- [REQUEST]:
Search the material below for the string "title" and list each line that holds it.

- [RECORDS SUPPLIED]:
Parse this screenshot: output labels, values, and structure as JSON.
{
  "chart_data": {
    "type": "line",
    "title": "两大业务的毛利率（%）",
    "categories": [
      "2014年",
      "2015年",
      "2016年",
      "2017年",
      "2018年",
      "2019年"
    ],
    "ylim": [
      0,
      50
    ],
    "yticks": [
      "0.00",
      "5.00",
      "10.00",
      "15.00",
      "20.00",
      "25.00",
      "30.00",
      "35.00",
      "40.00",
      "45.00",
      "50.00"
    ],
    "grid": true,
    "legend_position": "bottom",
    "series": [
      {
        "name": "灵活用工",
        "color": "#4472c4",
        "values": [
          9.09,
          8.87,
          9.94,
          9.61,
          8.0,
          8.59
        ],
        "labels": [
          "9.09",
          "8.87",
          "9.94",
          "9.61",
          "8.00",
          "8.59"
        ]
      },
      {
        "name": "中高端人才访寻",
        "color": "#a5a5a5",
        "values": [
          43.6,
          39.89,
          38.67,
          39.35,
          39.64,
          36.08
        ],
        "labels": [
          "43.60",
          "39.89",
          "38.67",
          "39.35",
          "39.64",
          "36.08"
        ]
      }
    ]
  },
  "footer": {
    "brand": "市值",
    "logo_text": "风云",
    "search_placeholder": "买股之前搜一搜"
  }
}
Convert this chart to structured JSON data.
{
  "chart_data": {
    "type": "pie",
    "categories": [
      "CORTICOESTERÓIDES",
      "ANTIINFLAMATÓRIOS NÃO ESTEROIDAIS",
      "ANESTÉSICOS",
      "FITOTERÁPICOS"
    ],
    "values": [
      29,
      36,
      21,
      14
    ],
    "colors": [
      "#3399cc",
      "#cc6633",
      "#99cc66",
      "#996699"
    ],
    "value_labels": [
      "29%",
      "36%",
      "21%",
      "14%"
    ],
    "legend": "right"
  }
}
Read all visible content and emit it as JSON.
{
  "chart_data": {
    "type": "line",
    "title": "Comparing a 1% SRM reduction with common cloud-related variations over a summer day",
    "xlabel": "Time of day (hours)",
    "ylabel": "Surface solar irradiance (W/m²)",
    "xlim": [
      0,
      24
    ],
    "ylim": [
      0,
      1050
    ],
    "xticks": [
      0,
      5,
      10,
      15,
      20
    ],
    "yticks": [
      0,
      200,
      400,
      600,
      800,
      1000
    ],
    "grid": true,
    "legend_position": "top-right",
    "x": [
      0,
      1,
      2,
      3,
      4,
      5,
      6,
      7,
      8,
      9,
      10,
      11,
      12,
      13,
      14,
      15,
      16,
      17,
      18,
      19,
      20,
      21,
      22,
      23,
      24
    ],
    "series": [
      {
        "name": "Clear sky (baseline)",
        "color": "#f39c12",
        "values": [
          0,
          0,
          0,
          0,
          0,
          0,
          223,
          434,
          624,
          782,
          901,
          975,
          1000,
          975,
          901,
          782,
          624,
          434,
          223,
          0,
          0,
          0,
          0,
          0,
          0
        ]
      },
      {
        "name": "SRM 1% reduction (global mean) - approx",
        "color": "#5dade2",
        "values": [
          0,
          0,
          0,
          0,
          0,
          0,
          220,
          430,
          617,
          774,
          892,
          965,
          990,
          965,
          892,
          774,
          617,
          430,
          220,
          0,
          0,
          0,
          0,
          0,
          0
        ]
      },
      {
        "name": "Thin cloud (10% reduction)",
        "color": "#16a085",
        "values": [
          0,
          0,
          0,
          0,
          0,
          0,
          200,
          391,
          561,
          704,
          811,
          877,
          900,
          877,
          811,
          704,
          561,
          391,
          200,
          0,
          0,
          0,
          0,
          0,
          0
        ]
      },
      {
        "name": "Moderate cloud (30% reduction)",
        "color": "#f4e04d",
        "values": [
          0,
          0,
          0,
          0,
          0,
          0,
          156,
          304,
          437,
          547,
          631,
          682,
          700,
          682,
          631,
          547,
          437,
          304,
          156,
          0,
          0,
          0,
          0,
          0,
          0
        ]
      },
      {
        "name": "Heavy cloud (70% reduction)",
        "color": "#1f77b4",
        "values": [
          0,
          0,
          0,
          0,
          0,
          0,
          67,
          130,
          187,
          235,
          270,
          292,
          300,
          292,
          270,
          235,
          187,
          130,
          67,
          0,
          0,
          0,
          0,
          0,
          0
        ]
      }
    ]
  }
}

- [SOLUTION FOR THIS TASK]:
    "title": "两大业务的毛利率（%）",
    "title": "Comparing a 1% SRM reduction with common cloud-related variations over a summer day",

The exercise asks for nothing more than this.